BEGIN Provided records

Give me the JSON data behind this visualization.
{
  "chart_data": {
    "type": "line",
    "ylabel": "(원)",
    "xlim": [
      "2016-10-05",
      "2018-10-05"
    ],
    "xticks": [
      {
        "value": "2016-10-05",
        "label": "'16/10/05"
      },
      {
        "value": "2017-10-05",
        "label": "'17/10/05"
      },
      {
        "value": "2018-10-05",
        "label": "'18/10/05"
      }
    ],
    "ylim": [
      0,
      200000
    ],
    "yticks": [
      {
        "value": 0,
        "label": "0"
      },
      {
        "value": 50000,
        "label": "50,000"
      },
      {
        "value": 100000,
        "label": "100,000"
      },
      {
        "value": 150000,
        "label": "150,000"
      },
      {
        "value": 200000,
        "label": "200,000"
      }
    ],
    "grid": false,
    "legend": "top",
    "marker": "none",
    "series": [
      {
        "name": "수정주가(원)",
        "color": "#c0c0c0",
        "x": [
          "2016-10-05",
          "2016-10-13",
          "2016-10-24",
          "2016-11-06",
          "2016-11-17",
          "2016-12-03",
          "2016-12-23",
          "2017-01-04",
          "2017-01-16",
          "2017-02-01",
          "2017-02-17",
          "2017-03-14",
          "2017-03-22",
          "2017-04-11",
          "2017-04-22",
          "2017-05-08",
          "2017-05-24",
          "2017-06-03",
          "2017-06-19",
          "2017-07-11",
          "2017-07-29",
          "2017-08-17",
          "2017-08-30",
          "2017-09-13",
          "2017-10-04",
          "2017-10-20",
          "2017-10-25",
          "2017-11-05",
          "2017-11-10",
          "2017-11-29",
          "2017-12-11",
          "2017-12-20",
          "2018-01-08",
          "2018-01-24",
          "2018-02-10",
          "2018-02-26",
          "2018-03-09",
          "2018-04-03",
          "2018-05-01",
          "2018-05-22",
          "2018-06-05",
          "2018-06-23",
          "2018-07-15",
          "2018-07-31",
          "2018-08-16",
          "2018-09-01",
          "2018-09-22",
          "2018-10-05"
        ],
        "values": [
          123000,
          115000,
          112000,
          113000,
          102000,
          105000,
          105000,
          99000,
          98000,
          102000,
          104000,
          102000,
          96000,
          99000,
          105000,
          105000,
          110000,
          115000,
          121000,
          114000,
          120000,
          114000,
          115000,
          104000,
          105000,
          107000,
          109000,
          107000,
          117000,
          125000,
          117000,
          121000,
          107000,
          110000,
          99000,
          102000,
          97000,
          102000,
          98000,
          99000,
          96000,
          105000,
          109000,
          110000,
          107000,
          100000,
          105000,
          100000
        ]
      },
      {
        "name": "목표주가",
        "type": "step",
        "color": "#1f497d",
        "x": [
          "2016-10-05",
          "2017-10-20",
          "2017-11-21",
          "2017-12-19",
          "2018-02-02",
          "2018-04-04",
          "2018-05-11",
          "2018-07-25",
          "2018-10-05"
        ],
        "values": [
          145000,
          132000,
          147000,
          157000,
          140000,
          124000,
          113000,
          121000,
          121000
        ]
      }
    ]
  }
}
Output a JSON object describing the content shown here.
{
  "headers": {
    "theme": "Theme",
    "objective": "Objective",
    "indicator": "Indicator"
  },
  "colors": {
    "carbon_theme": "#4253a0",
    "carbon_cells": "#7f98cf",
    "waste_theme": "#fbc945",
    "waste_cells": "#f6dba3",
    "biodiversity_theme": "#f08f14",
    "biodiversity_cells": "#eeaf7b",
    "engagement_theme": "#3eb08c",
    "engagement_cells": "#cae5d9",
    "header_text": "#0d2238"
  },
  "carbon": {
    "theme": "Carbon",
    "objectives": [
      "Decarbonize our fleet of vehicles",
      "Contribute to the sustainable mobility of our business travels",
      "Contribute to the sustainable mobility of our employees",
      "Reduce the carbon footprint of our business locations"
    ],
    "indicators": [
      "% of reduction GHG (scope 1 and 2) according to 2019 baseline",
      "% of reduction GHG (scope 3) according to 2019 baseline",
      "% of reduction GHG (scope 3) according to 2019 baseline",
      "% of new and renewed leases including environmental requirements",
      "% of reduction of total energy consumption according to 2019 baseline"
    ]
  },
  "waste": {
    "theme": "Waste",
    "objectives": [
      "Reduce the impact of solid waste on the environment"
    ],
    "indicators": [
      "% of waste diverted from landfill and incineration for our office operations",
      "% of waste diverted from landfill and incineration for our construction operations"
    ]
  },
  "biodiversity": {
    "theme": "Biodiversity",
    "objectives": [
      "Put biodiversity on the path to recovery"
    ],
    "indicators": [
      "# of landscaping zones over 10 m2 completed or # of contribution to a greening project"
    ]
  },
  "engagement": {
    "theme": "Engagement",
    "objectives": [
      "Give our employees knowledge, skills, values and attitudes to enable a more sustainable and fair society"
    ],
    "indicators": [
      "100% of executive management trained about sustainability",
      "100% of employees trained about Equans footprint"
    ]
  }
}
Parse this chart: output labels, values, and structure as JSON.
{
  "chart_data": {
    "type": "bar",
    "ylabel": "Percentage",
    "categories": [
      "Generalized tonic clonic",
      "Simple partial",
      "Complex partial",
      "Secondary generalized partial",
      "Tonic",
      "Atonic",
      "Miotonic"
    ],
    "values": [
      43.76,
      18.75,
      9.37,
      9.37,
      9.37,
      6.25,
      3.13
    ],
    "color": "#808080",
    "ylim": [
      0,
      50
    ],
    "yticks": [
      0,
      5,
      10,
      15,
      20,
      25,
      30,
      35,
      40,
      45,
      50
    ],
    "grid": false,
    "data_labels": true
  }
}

END Provided records

--- Work to do ---
Return every line in the listing that contains the word "sustainable".

--- Answer ---
      "Contribute to the sustainable mobility of our business travels",
      "Contribute to the sustainable mobility of our employees",
      "Give our employees knowledge, skills, values and attitudes to enable a more sustainable and fair society"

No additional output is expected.